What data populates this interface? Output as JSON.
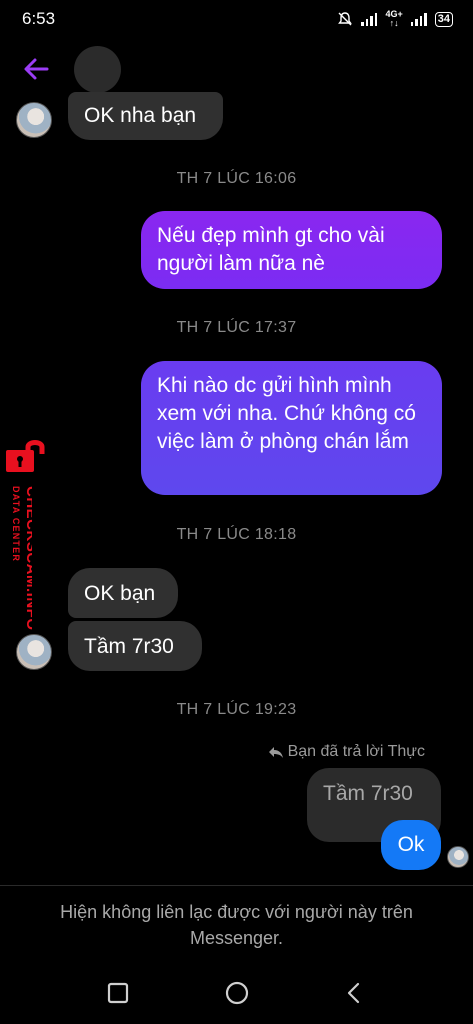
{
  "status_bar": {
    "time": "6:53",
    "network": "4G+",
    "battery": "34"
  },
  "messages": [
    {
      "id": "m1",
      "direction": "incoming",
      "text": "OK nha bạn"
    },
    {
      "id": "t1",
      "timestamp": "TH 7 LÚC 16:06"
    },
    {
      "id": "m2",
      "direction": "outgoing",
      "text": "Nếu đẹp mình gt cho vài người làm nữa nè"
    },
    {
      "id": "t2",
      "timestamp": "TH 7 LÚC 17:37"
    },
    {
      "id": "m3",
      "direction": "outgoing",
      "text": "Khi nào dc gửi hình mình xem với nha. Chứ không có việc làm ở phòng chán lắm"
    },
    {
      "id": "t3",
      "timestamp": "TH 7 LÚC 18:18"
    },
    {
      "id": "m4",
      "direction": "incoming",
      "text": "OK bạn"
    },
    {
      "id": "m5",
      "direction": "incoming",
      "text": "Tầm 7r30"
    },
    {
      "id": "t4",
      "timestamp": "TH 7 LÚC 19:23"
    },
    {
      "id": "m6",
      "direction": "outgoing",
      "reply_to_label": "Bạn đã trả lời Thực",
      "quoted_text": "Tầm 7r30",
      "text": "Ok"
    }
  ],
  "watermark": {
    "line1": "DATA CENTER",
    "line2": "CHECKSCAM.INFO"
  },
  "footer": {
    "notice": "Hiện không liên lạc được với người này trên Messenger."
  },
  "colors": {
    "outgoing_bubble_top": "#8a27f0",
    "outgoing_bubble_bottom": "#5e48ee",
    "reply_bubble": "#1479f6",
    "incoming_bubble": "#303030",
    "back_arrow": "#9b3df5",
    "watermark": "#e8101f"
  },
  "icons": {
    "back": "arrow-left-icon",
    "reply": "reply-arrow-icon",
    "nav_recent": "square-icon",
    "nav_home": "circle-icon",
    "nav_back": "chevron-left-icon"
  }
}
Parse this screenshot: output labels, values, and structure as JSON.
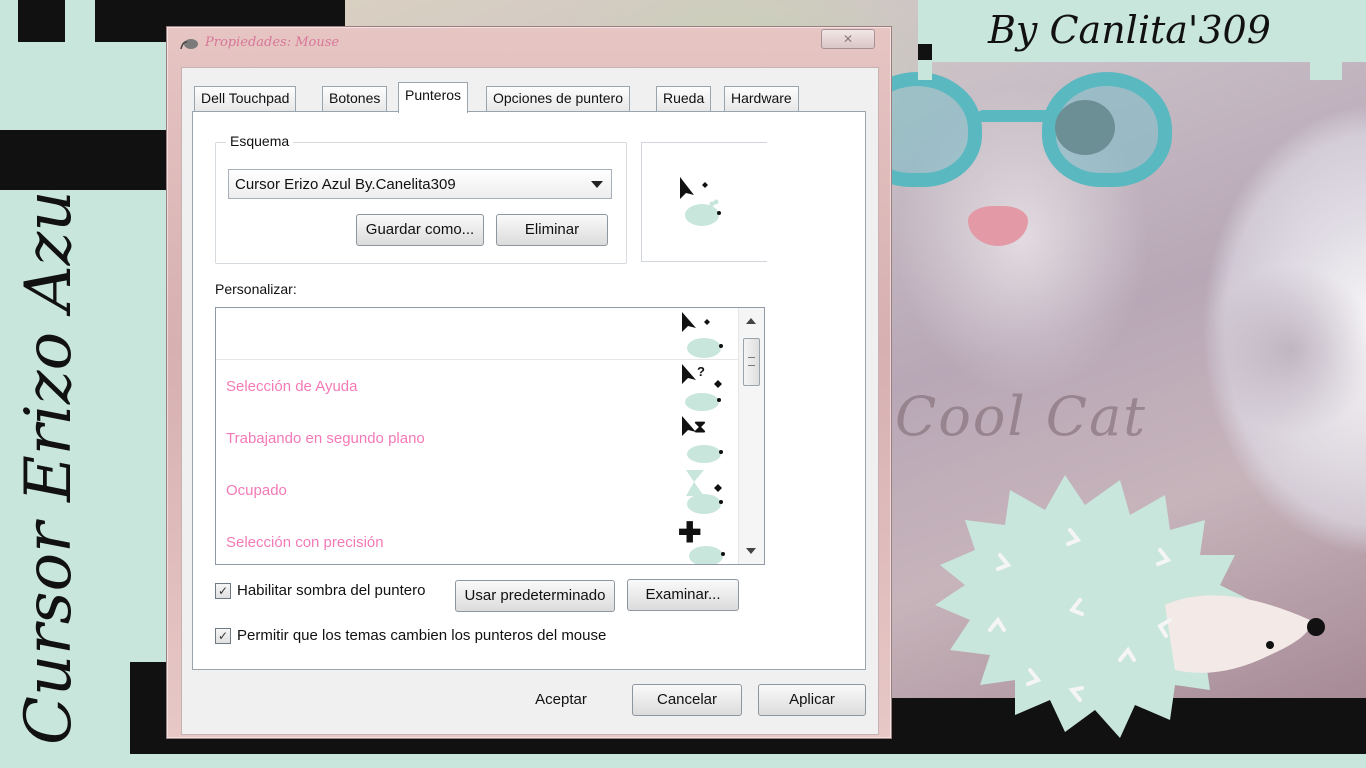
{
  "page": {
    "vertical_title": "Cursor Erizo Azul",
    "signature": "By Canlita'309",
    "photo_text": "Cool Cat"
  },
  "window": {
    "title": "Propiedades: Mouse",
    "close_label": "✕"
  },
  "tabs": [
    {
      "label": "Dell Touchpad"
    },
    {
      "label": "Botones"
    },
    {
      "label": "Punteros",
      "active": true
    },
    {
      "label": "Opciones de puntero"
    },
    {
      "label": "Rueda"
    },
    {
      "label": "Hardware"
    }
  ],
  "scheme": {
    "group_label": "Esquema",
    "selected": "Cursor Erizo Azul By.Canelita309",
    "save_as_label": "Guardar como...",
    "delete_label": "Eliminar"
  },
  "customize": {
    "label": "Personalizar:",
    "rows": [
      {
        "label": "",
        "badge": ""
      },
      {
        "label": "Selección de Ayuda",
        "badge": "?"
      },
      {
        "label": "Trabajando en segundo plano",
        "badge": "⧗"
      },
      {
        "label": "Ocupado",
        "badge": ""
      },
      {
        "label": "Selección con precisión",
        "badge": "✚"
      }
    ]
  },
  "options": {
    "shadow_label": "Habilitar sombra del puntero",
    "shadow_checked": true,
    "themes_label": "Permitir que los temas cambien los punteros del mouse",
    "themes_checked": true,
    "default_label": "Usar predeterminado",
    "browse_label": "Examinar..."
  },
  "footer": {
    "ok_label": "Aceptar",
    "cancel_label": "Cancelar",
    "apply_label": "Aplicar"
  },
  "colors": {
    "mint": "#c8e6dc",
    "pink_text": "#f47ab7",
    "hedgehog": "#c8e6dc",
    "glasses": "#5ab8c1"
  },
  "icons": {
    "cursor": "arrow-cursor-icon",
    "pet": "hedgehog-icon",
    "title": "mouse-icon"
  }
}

==

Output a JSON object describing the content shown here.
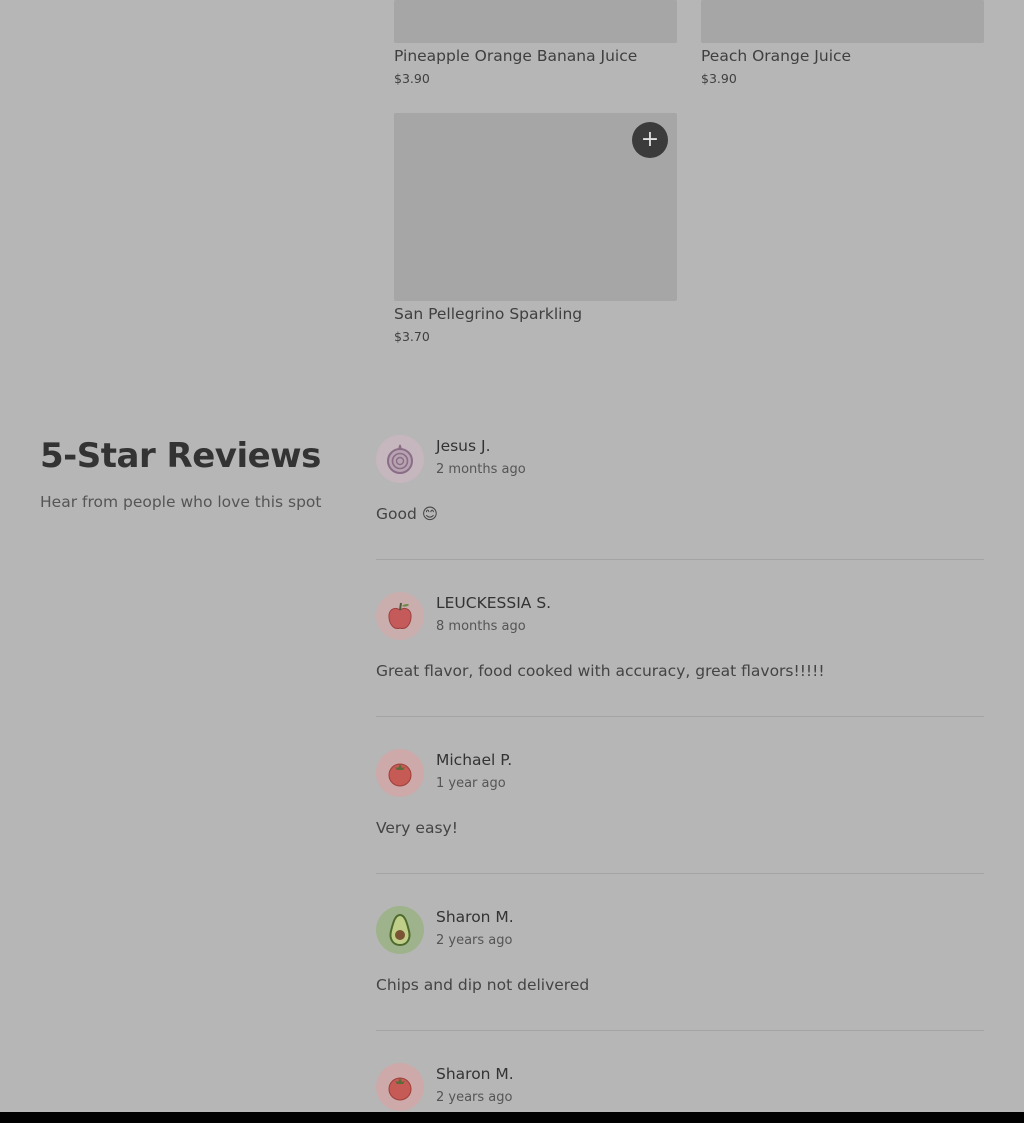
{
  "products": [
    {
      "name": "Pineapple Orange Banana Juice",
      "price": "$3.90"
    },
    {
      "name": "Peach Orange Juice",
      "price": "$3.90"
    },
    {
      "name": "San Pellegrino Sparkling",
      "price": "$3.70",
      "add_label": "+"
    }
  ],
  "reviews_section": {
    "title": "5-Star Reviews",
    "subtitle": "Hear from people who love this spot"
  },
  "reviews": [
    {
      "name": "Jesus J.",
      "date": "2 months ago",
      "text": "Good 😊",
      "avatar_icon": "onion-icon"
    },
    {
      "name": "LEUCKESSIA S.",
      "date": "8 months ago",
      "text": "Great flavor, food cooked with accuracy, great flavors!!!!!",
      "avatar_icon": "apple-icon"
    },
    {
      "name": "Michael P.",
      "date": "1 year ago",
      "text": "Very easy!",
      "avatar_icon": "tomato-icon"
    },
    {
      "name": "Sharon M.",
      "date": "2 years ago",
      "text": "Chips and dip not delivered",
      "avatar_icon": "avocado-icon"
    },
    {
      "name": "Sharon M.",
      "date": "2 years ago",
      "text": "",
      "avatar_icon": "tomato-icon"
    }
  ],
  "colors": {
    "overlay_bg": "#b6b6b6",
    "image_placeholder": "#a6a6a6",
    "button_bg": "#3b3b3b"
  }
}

---

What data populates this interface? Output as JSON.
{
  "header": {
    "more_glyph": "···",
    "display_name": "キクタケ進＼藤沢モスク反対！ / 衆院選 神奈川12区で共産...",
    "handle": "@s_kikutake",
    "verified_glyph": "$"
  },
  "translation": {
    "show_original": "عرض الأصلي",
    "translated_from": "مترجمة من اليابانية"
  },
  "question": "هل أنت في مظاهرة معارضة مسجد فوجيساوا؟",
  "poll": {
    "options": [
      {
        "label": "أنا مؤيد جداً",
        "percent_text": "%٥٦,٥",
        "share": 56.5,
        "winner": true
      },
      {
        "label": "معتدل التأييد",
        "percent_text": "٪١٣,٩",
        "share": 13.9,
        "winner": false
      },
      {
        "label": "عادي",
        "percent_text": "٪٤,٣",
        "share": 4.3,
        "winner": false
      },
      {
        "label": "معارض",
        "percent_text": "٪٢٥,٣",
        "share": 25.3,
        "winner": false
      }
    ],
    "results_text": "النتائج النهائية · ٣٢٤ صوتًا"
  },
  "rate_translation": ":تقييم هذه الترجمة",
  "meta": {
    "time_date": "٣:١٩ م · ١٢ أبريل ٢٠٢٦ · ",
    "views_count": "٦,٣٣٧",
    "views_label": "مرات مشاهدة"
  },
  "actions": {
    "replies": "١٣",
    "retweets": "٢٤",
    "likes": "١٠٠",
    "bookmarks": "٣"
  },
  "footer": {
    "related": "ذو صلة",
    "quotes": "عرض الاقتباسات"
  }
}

**Task goal:**
List each line in the listing that contains the string "Azul".

**Exercise solution:**
    "vertical_title": "Cursor Erizo Azul",
    "selected": "Cursor Erizo Azul By.Canelita309",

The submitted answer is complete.